Exercise brief:
Beneath this task is a listing; retype all of it exactly.

Task material:
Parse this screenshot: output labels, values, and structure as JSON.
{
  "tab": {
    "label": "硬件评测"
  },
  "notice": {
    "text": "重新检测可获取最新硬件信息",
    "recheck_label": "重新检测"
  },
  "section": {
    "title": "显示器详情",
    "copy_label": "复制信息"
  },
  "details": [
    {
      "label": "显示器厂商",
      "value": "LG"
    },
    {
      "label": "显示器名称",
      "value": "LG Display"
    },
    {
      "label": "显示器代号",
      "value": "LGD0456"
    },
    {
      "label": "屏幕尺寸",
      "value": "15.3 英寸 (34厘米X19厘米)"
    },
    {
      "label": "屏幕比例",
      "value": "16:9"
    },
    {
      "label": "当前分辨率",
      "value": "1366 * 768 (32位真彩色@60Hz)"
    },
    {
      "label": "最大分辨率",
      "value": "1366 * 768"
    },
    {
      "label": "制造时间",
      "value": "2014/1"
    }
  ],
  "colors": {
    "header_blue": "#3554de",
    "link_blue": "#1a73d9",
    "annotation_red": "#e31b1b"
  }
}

Exercise solution:
Parse this screenshot: output labels, values, and structure as JSON.
{
  "tab": {
    "label": "硬件评测"
  },
  "notice": {
    "text": "重新检测可获取最新硬件信息",
    "recheck_label": "重新检测"
  },
  "section": {
    "title": "显示器详情",
    "copy_label": "复制信息"
  },
  "details": [
    {
      "label": "显示器厂商",
      "value": "LG"
    },
    {
      "label": "显示器名称",
      "value": "LG Display"
    },
    {
      "label": "显示器代号",
      "value": "LGD0456"
    },
    {
      "label": "屏幕尺寸",
      "value": "15.3 英寸 (34厘米X19厘米)"
    },
    {
      "label": "屏幕比例",
      "value": "16:9"
    },
    {
      "label": "当前分辨率",
      "value": "1366 * 768 (32位真彩色@60Hz)"
    },
    {
      "label": "最大分辨率",
      "value": "1366 * 768"
    },
    {
      "label": "制造时间",
      "value": "2014/1"
    }
  ],
  "colors": {
    "header_blue": "#3554de",
    "link_blue": "#1a73d9",
    "annotation_red": "#e31b1b"
  }
}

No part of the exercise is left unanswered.